TEXTE À LIRE:
───

Après l’extension de Saint-Chamond, d’autres réseaux de chaleur sont dans les tuyaux métropolitains
Hier, Saint-Etienne Métropole et la Ville de Saint-Chamond inauguraient la seconde chaufferie bois liée à l’extension considérable du réseau de chaleur couramiaud concédé à la filiale d’EDF Dalkia, derrière la société « Scévia » pour ses activités dans le Gier. Saint-Chamond compte désormais le plus grand des neuf réseaux de chaleur relevant de l’agglomération. D’autres projets – extension ou création – sont cependant dans les tuyaux sur son territoire.
Les travaux se poursuivent du côté des quartiers d’Izieux et du Creux. Ils étaleront leurs désagréments probablement jusqu’au début de l’automne 2024, peut-être un peu avant si le scenario s’avère positif. Mais le plus dur est passé pour la circulation à Saint-Chamond. C’était à Saint-Julien ainsi qu’en plein centre-ville, en particulier durant le printemps et l’été 2022. Il faut dire que passer de 7 à 17,5 km de réseau enterré ne pouvait pas se faire sans impact. De quoi alimenter désormais au moins 90 abonnés de Scévia : bâtiments en copropriétés, sinon de bailleurs sociaux et établissements publics municipaux ou autre comme le lycée (Région), des collèges privé ou publics (Département) ou encore l’hôpital. Soit 6 900 équivalents logements d’ici 2024 affichés par la communication de Saint-Etienne Métropole contre 2 400 jusque-là, le réseau de chaleur préexistant ayant été mis en place il y a 10 ans depuis le quartier de Fonsala où avait été créée une première chaufferie.

───

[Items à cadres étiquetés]
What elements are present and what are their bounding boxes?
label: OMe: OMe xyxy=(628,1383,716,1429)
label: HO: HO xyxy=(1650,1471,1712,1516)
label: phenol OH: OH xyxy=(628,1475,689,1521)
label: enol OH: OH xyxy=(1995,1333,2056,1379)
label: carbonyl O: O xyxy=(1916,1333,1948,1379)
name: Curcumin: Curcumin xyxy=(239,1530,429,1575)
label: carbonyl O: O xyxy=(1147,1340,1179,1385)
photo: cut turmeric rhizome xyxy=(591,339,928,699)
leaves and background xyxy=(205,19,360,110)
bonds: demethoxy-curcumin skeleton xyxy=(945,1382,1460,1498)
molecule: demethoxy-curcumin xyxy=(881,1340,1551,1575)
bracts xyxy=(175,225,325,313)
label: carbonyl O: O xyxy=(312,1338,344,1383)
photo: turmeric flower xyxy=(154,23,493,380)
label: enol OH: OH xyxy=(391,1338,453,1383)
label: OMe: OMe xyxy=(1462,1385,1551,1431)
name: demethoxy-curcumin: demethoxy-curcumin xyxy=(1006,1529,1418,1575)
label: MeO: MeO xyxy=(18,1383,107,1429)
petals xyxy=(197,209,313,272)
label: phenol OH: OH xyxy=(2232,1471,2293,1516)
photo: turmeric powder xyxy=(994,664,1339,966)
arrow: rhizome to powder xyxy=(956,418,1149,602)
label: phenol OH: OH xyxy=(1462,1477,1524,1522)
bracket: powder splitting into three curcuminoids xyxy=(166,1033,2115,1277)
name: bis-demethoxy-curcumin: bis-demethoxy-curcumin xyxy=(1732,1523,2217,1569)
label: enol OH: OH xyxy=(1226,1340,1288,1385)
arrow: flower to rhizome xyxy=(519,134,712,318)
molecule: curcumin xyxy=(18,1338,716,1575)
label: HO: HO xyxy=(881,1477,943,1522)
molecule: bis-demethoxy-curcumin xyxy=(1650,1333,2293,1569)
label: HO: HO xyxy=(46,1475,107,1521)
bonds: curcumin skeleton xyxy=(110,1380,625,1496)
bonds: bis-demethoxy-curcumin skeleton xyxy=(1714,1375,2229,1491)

───

OBJECTIF 1:
D'après l'article sur le réseau de chaleur de Saint-Chamond, combien de réseaux de chaleur relèvent de l'agglomération ?
OBJECTIF 2:
Recopiez l'extrait de l'article sur le réseau de chaleur de Saint-Chamond, de « Après l’extension de » à « sur son territoire. ».
Ces items proviennent d'une autre source.

RÉSULTAT 1:
Neuf réseaux de chaleur.

RÉSULTAT 2:
Après l’extension de Saint-Chamond, d’autres réseaux de chaleur sont dans les tuyaux métropolitains
Hier, Saint-Etienne Métropole et la Ville de Saint-Chamond inauguraient la seconde chaufferie bois liée à l’extension considérable du réseau de chaleur couramiaud concédé à la filiale d’EDF Dalkia, derrière la société « Scévia » pour ses activités dans le Gier. Saint-Chamond compte désormais le plus grand des neuf réseaux de chaleur relevant de l’agglomération. D’autres projets – extension ou création – sont cependant dans les tuyaux sur son territoire.